◆ **What to do**
Please retype the data in full and exactly; the pictures are not part of the copy.
────────────────
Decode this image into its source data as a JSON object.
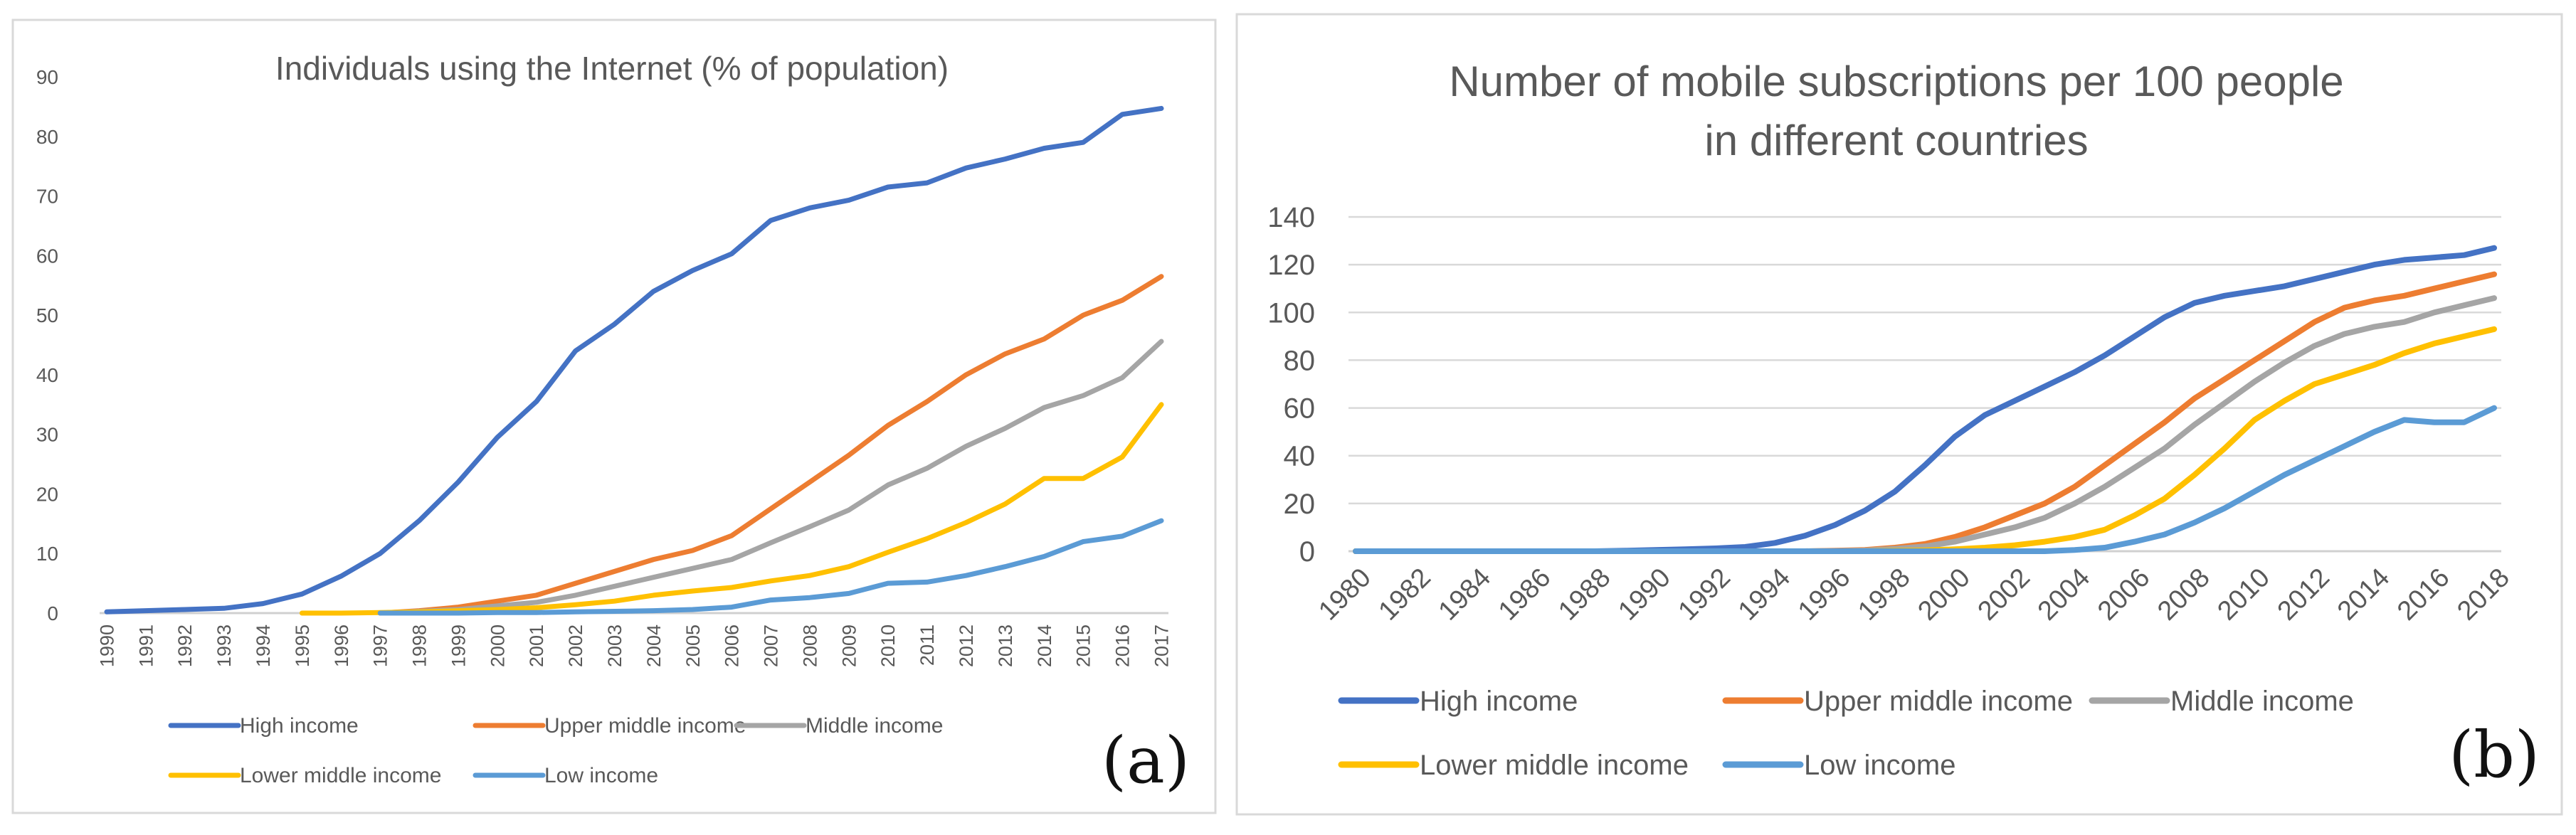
{
  "chart_data": [
    {
      "type": "line",
      "panel_label": "(a)",
      "title": "Individuals using the Internet (% of population)",
      "xlabel": "",
      "ylabel": "",
      "ylim": [
        0,
        90
      ],
      "yticks": [
        0,
        10,
        20,
        30,
        40,
        50,
        60,
        70,
        80,
        90
      ],
      "grid": false,
      "legend": "bottom",
      "categories": [
        "1990",
        "1991",
        "1992",
        "1993",
        "1994",
        "1995",
        "1996",
        "1997",
        "1998",
        "1999",
        "2000",
        "2001",
        "2002",
        "2003",
        "2004",
        "2005",
        "2006",
        "2007",
        "2008",
        "2009",
        "2010",
        "2011",
        "2012",
        "2013",
        "2014",
        "2015",
        "2016",
        "2017"
      ],
      "series": [
        {
          "name": "High income",
          "color": "#4472C4",
          "values": [
            0.2,
            0.4,
            0.6,
            0.8,
            1.6,
            3.2,
            6.2,
            10.0,
            15.5,
            22.0,
            29.5,
            35.5,
            44.0,
            48.5,
            54.0,
            57.5,
            60.3,
            65.9,
            68.0,
            69.3,
            71.5,
            72.2,
            74.7,
            76.2,
            78.0,
            79.0,
            83.7,
            84.7
          ]
        },
        {
          "name": "Upper middle income",
          "color": "#ED7D31",
          "values": [
            null,
            null,
            null,
            null,
            null,
            null,
            null,
            0.0,
            0.4,
            1.0,
            2.0,
            3.0,
            5.0,
            7.0,
            9.0,
            10.5,
            13.0,
            17.5,
            22.0,
            26.5,
            31.5,
            35.5,
            40.0,
            43.5,
            46.0,
            50.0,
            52.5,
            56.5
          ]
        },
        {
          "name": "Middle income",
          "color": "#A5A5A5",
          "values": [
            null,
            null,
            null,
            null,
            null,
            null,
            null,
            0.0,
            0.3,
            0.6,
            1.2,
            1.8,
            3.0,
            4.5,
            6.0,
            7.5,
            9.0,
            11.8,
            14.5,
            17.3,
            21.5,
            24.3,
            28.0,
            31.0,
            34.5,
            36.5,
            39.5,
            45.6
          ]
        },
        {
          "name": "Lower middle income",
          "color": "#FFC000",
          "values": [
            null,
            null,
            null,
            null,
            null,
            0.0,
            0.0,
            0.1,
            0.2,
            0.4,
            0.6,
            0.9,
            1.4,
            2.0,
            3.0,
            3.7,
            4.3,
            5.4,
            6.3,
            7.8,
            10.2,
            12.5,
            15.2,
            18.3,
            22.6,
            22.6,
            26.2,
            35.0
          ]
        },
        {
          "name": "Low income",
          "color": "#5B9BD5",
          "values": [
            null,
            null,
            null,
            null,
            null,
            null,
            null,
            0.0,
            0.0,
            0.0,
            0.1,
            0.1,
            0.2,
            0.3,
            0.4,
            0.6,
            1.0,
            2.2,
            2.6,
            3.3,
            5.0,
            5.2,
            6.3,
            7.8,
            9.5,
            12.0,
            12.9,
            15.5
          ]
        }
      ]
    },
    {
      "type": "line",
      "panel_label": "(b)",
      "title": [
        "Number of mobile subscriptions per 100 people",
        "in different countries"
      ],
      "xlabel": "",
      "ylabel": "",
      "ylim": [
        0,
        140
      ],
      "yticks": [
        0,
        20,
        40,
        60,
        80,
        100,
        120,
        140
      ],
      "grid": true,
      "legend": "bottom",
      "categories": [
        "1980",
        "1981",
        "1982",
        "1983",
        "1984",
        "1985",
        "1986",
        "1987",
        "1988",
        "1989",
        "1990",
        "1991",
        "1992",
        "1993",
        "1994",
        "1995",
        "1996",
        "1997",
        "1998",
        "1999",
        "2000",
        "2001",
        "2002",
        "2003",
        "2004",
        "2005",
        "2006",
        "2007",
        "2008",
        "2009",
        "2010",
        "2011",
        "2012",
        "2013",
        "2014",
        "2015",
        "2016",
        "2017",
        "2018"
      ],
      "tick_labels": [
        "1980",
        "1982",
        "1984",
        "1986",
        "1988",
        "1990",
        "1992",
        "1994",
        "1996",
        "1998",
        "2000",
        "2002",
        "2004",
        "2006",
        "2008",
        "2010",
        "2012",
        "2014",
        "2016",
        "2018"
      ],
      "series": [
        {
          "name": "High income",
          "color": "#4472C4",
          "values": [
            0,
            0,
            0,
            0,
            0,
            0,
            0,
            0,
            0,
            0.2,
            0.5,
            0.8,
            1.2,
            1.8,
            3.5,
            6.5,
            11,
            17,
            25,
            36,
            48,
            57,
            63,
            69,
            75,
            82,
            90,
            98,
            104,
            107,
            109,
            111,
            114,
            117,
            120,
            122,
            123,
            124,
            127
          ]
        },
        {
          "name": "Upper middle income",
          "color": "#ED7D31",
          "values": [
            0,
            0,
            0,
            0,
            0,
            0,
            0,
            0,
            0,
            0,
            0,
            0,
            0,
            0,
            0,
            0,
            0.2,
            0.5,
            1.5,
            3,
            6,
            10,
            15,
            20,
            27,
            36,
            45,
            54,
            64,
            72,
            80,
            88,
            96,
            102,
            105,
            107,
            110,
            113,
            116
          ]
        },
        {
          "name": "Middle income",
          "color": "#A5A5A5",
          "values": [
            0,
            0,
            0,
            0,
            0,
            0,
            0,
            0,
            0,
            0,
            0,
            0,
            0,
            0,
            0,
            0,
            0.1,
            0.3,
            1,
            2,
            4,
            7,
            10,
            14,
            20,
            27,
            35,
            43,
            53,
            62,
            71,
            79,
            86,
            91,
            94,
            96,
            100,
            103,
            106
          ]
        },
        {
          "name": "Lower middle income",
          "color": "#FFC000",
          "values": [
            0,
            0,
            0,
            0,
            0,
            0,
            0,
            0,
            0,
            0,
            0,
            0,
            0,
            0,
            0,
            0,
            0,
            0,
            0.2,
            0.4,
            0.8,
            1.5,
            2.5,
            4,
            6,
            9,
            15,
            22,
            32,
            43,
            55,
            63,
            70,
            74,
            78,
            83,
            87,
            90,
            93
          ]
        },
        {
          "name": "Low income",
          "color": "#5B9BD5",
          "values": [
            0,
            0,
            0,
            0,
            0,
            0,
            0,
            0,
            0,
            0,
            0,
            0,
            0,
            0,
            0,
            0,
            0,
            0,
            0,
            0,
            0,
            0,
            0,
            0,
            0.5,
            1.5,
            4,
            7,
            12,
            18,
            25,
            32,
            38,
            44,
            50,
            55,
            54,
            54,
            60
          ]
        }
      ]
    }
  ]
}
────────────────
◆ **Solved exercise**
Decode this image into its source data as a JSON object.
{
  "chart_data": [
    {
      "type": "line",
      "panel_label": "(a)",
      "title": "Individuals using the Internet (% of population)",
      "xlabel": "",
      "ylabel": "",
      "ylim": [
        0,
        90
      ],
      "yticks": [
        0,
        10,
        20,
        30,
        40,
        50,
        60,
        70,
        80,
        90
      ],
      "grid": false,
      "legend": "bottom",
      "categories": [
        "1990",
        "1991",
        "1992",
        "1993",
        "1994",
        "1995",
        "1996",
        "1997",
        "1998",
        "1999",
        "2000",
        "2001",
        "2002",
        "2003",
        "2004",
        "2005",
        "2006",
        "2007",
        "2008",
        "2009",
        "2010",
        "2011",
        "2012",
        "2013",
        "2014",
        "2015",
        "2016",
        "2017"
      ],
      "series": [
        {
          "name": "High income",
          "color": "#4472C4",
          "values": [
            0.2,
            0.4,
            0.6,
            0.8,
            1.6,
            3.2,
            6.2,
            10.0,
            15.5,
            22.0,
            29.5,
            35.5,
            44.0,
            48.5,
            54.0,
            57.5,
            60.3,
            65.9,
            68.0,
            69.3,
            71.5,
            72.2,
            74.7,
            76.2,
            78.0,
            79.0,
            83.7,
            84.7
          ]
        },
        {
          "name": "Upper middle income",
          "color": "#ED7D31",
          "values": [
            null,
            null,
            null,
            null,
            null,
            null,
            null,
            0.0,
            0.4,
            1.0,
            2.0,
            3.0,
            5.0,
            7.0,
            9.0,
            10.5,
            13.0,
            17.5,
            22.0,
            26.5,
            31.5,
            35.5,
            40.0,
            43.5,
            46.0,
            50.0,
            52.5,
            56.5
          ]
        },
        {
          "name": "Middle income",
          "color": "#A5A5A5",
          "values": [
            null,
            null,
            null,
            null,
            null,
            null,
            null,
            0.0,
            0.3,
            0.6,
            1.2,
            1.8,
            3.0,
            4.5,
            6.0,
            7.5,
            9.0,
            11.8,
            14.5,
            17.3,
            21.5,
            24.3,
            28.0,
            31.0,
            34.5,
            36.5,
            39.5,
            45.6
          ]
        },
        {
          "name": "Lower middle income",
          "color": "#FFC000",
          "values": [
            null,
            null,
            null,
            null,
            null,
            0.0,
            0.0,
            0.1,
            0.2,
            0.4,
            0.6,
            0.9,
            1.4,
            2.0,
            3.0,
            3.7,
            4.3,
            5.4,
            6.3,
            7.8,
            10.2,
            12.5,
            15.2,
            18.3,
            22.6,
            22.6,
            26.2,
            35.0
          ]
        },
        {
          "name": "Low income",
          "color": "#5B9BD5",
          "values": [
            null,
            null,
            null,
            null,
            null,
            null,
            null,
            0.0,
            0.0,
            0.0,
            0.1,
            0.1,
            0.2,
            0.3,
            0.4,
            0.6,
            1.0,
            2.2,
            2.6,
            3.3,
            5.0,
            5.2,
            6.3,
            7.8,
            9.5,
            12.0,
            12.9,
            15.5
          ]
        }
      ]
    },
    {
      "type": "line",
      "panel_label": "(b)",
      "title": [
        "Number of mobile subscriptions per 100 people",
        "in different countries"
      ],
      "xlabel": "",
      "ylabel": "",
      "ylim": [
        0,
        140
      ],
      "yticks": [
        0,
        20,
        40,
        60,
        80,
        100,
        120,
        140
      ],
      "grid": true,
      "legend": "bottom",
      "categories": [
        "1980",
        "1981",
        "1982",
        "1983",
        "1984",
        "1985",
        "1986",
        "1987",
        "1988",
        "1989",
        "1990",
        "1991",
        "1992",
        "1993",
        "1994",
        "1995",
        "1996",
        "1997",
        "1998",
        "1999",
        "2000",
        "2001",
        "2002",
        "2003",
        "2004",
        "2005",
        "2006",
        "2007",
        "2008",
        "2009",
        "2010",
        "2011",
        "2012",
        "2013",
        "2014",
        "2015",
        "2016",
        "2017",
        "2018"
      ],
      "tick_labels": [
        "1980",
        "1982",
        "1984",
        "1986",
        "1988",
        "1990",
        "1992",
        "1994",
        "1996",
        "1998",
        "2000",
        "2002",
        "2004",
        "2006",
        "2008",
        "2010",
        "2012",
        "2014",
        "2016",
        "2018"
      ],
      "series": [
        {
          "name": "High income",
          "color": "#4472C4",
          "values": [
            0,
            0,
            0,
            0,
            0,
            0,
            0,
            0,
            0,
            0.2,
            0.5,
            0.8,
            1.2,
            1.8,
            3.5,
            6.5,
            11,
            17,
            25,
            36,
            48,
            57,
            63,
            69,
            75,
            82,
            90,
            98,
            104,
            107,
            109,
            111,
            114,
            117,
            120,
            122,
            123,
            124,
            127
          ]
        },
        {
          "name": "Upper middle income",
          "color": "#ED7D31",
          "values": [
            0,
            0,
            0,
            0,
            0,
            0,
            0,
            0,
            0,
            0,
            0,
            0,
            0,
            0,
            0,
            0,
            0.2,
            0.5,
            1.5,
            3,
            6,
            10,
            15,
            20,
            27,
            36,
            45,
            54,
            64,
            72,
            80,
            88,
            96,
            102,
            105,
            107,
            110,
            113,
            116
          ]
        },
        {
          "name": "Middle income",
          "color": "#A5A5A5",
          "values": [
            0,
            0,
            0,
            0,
            0,
            0,
            0,
            0,
            0,
            0,
            0,
            0,
            0,
            0,
            0,
            0,
            0.1,
            0.3,
            1,
            2,
            4,
            7,
            10,
            14,
            20,
            27,
            35,
            43,
            53,
            62,
            71,
            79,
            86,
            91,
            94,
            96,
            100,
            103,
            106
          ]
        },
        {
          "name": "Lower middle income",
          "color": "#FFC000",
          "values": [
            0,
            0,
            0,
            0,
            0,
            0,
            0,
            0,
            0,
            0,
            0,
            0,
            0,
            0,
            0,
            0,
            0,
            0,
            0.2,
            0.4,
            0.8,
            1.5,
            2.5,
            4,
            6,
            9,
            15,
            22,
            32,
            43,
            55,
            63,
            70,
            74,
            78,
            83,
            87,
            90,
            93
          ]
        },
        {
          "name": "Low income",
          "color": "#5B9BD5",
          "values": [
            0,
            0,
            0,
            0,
            0,
            0,
            0,
            0,
            0,
            0,
            0,
            0,
            0,
            0,
            0,
            0,
            0,
            0,
            0,
            0,
            0,
            0,
            0,
            0,
            0.5,
            1.5,
            4,
            7,
            12,
            18,
            25,
            32,
            38,
            44,
            50,
            55,
            54,
            54,
            60
          ]
        }
      ]
    }
  ]
}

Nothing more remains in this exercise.